--- DATASET RECORDS ---
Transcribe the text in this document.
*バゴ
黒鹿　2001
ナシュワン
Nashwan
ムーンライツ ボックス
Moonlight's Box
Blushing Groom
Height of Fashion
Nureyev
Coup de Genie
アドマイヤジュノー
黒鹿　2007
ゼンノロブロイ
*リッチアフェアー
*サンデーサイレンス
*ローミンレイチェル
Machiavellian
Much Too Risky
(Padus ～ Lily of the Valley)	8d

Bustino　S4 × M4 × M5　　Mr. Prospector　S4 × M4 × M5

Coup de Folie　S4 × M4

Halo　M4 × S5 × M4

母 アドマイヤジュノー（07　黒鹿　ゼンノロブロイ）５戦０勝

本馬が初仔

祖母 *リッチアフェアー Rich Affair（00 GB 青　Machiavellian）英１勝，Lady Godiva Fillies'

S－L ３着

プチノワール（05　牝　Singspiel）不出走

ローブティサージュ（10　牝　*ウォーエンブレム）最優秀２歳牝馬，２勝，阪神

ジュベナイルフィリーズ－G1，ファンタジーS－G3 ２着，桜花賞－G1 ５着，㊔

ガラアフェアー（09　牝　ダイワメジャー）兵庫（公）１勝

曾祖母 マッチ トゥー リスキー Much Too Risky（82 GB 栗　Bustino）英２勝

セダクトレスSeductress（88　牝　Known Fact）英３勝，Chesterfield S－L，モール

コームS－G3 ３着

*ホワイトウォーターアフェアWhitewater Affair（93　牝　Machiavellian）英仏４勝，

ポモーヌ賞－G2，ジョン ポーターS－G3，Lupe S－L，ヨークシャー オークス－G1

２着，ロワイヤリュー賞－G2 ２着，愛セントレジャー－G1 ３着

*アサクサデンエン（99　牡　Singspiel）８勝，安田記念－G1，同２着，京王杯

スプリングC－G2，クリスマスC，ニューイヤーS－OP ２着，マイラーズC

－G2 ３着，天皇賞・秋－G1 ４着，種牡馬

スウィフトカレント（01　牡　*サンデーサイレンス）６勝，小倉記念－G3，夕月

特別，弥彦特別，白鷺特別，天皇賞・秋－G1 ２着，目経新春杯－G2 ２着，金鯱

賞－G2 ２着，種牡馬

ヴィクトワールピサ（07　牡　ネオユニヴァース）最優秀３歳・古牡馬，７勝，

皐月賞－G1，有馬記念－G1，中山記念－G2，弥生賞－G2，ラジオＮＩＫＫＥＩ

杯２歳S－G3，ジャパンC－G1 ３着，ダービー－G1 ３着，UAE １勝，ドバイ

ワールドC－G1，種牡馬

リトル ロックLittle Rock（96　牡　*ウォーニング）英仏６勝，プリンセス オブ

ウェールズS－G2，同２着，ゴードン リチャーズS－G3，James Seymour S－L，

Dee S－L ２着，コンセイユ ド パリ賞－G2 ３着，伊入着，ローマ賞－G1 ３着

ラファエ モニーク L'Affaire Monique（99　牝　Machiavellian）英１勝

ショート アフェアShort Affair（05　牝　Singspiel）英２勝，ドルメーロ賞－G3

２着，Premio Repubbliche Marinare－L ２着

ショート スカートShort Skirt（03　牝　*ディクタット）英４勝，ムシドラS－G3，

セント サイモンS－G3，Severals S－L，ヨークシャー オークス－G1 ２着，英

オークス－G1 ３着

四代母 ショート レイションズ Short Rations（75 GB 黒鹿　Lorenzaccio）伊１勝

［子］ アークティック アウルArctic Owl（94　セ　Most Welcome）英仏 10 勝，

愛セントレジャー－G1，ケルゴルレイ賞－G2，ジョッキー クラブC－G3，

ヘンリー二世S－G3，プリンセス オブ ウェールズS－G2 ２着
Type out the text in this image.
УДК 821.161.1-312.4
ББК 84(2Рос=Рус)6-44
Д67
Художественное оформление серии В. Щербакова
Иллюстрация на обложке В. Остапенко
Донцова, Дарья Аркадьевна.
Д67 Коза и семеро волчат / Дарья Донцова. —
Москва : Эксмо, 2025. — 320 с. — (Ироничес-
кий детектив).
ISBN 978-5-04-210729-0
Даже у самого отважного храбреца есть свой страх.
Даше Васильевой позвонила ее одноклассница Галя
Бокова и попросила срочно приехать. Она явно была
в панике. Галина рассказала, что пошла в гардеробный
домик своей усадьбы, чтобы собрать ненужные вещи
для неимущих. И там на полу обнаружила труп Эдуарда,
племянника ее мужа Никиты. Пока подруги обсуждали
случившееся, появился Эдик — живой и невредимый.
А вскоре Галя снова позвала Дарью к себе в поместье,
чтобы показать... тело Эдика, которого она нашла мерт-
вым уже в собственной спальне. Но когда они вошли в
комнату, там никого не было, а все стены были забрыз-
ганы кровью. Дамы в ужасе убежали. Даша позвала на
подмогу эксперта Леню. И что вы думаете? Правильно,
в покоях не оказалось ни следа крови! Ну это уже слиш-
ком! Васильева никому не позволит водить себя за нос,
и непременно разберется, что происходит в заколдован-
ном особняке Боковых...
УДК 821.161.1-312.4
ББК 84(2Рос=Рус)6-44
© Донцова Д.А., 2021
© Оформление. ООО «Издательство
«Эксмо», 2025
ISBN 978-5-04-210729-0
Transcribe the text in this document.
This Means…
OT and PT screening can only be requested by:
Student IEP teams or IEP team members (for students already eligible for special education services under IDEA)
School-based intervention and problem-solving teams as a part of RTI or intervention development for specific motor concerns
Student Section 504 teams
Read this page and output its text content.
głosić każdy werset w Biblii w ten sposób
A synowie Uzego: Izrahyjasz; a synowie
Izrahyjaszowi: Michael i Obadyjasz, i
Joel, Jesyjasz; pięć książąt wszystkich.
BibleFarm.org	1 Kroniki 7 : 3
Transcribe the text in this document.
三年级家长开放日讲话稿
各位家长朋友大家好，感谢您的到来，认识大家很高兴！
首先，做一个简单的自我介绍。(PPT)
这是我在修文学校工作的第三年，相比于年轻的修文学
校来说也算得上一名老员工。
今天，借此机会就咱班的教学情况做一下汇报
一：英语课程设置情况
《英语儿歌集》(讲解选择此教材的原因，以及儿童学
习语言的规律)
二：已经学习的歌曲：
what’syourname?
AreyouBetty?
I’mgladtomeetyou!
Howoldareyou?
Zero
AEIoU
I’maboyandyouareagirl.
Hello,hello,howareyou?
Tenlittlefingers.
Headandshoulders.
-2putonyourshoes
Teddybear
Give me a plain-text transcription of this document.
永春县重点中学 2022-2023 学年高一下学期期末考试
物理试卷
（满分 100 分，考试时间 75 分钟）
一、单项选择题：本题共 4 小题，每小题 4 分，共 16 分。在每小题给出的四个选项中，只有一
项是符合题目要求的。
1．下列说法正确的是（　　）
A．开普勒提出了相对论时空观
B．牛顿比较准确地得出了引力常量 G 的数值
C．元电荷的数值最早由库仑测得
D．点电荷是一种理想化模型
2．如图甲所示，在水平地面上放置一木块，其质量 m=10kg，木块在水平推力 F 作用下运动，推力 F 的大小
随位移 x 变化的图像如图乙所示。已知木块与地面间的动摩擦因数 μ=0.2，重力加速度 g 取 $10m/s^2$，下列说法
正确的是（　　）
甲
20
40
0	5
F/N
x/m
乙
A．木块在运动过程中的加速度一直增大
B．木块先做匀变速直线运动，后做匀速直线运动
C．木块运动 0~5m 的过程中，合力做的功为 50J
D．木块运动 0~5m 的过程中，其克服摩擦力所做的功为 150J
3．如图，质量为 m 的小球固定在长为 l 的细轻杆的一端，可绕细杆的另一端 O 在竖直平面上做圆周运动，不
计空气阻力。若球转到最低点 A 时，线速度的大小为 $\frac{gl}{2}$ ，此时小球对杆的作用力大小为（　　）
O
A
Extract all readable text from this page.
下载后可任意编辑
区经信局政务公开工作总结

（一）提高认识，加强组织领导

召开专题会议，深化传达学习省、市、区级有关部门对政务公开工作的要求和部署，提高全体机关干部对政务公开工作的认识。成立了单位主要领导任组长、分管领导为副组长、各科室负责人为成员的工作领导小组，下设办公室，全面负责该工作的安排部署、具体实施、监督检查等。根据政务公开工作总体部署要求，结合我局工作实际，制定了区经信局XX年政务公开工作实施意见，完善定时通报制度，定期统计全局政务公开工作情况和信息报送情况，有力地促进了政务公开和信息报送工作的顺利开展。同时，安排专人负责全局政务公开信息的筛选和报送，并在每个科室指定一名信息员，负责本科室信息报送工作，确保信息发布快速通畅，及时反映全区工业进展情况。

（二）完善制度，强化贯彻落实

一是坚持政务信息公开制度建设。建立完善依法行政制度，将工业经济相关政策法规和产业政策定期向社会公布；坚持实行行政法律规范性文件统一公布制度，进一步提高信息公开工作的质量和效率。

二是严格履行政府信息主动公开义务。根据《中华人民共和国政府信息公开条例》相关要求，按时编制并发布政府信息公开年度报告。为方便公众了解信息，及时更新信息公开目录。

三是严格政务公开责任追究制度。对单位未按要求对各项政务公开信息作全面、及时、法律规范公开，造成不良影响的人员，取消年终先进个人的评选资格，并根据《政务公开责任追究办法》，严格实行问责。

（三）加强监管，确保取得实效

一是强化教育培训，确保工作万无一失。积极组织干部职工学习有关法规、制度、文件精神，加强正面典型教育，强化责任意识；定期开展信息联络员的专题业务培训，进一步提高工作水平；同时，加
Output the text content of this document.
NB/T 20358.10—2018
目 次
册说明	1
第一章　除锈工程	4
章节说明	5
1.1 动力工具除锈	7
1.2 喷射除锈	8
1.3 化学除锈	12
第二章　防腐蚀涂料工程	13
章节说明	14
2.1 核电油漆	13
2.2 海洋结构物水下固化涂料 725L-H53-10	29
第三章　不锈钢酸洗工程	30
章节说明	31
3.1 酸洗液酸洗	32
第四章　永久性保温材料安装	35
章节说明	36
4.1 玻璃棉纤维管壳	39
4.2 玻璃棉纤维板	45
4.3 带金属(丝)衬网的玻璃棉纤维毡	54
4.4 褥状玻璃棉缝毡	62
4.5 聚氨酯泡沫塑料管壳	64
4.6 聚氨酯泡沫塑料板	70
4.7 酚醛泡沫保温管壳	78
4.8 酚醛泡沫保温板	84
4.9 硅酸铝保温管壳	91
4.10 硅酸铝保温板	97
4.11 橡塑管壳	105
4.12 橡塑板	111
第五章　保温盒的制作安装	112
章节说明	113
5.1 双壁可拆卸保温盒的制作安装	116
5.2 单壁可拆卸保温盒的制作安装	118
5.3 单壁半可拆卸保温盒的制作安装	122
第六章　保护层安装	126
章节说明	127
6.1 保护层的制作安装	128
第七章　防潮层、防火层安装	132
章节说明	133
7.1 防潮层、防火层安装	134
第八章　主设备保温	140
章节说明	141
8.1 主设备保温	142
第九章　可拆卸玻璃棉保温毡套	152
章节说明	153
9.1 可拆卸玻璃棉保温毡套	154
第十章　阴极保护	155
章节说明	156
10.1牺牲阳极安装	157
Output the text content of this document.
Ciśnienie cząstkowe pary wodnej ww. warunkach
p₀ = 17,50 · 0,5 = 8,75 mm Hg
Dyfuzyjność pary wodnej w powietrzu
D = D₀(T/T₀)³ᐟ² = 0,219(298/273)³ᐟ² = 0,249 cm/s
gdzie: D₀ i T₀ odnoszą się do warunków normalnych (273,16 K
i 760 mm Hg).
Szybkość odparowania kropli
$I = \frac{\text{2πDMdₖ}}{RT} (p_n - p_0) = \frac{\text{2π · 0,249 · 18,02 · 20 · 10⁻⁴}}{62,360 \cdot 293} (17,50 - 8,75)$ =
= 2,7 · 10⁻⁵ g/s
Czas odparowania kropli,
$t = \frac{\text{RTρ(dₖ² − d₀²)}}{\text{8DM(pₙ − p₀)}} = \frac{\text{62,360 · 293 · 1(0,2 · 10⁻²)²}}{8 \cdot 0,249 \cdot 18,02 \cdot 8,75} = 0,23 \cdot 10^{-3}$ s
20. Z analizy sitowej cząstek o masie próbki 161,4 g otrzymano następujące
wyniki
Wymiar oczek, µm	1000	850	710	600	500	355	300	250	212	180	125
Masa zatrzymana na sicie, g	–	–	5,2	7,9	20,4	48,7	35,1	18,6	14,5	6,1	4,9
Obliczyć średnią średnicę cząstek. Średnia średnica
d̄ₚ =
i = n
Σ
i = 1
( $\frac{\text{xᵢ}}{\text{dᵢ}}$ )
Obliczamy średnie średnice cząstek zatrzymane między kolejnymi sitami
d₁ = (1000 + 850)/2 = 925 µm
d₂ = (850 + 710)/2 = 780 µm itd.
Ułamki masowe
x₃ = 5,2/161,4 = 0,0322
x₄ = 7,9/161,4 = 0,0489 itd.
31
---
> TASK BRIEF
Find the lines holding "Much" and list every one.

> EXERCISE RESULT
Much Too Risky
曾祖母 マッチ トゥー リスキー Much Too Risky（82 GB 栗　Bustino）英２勝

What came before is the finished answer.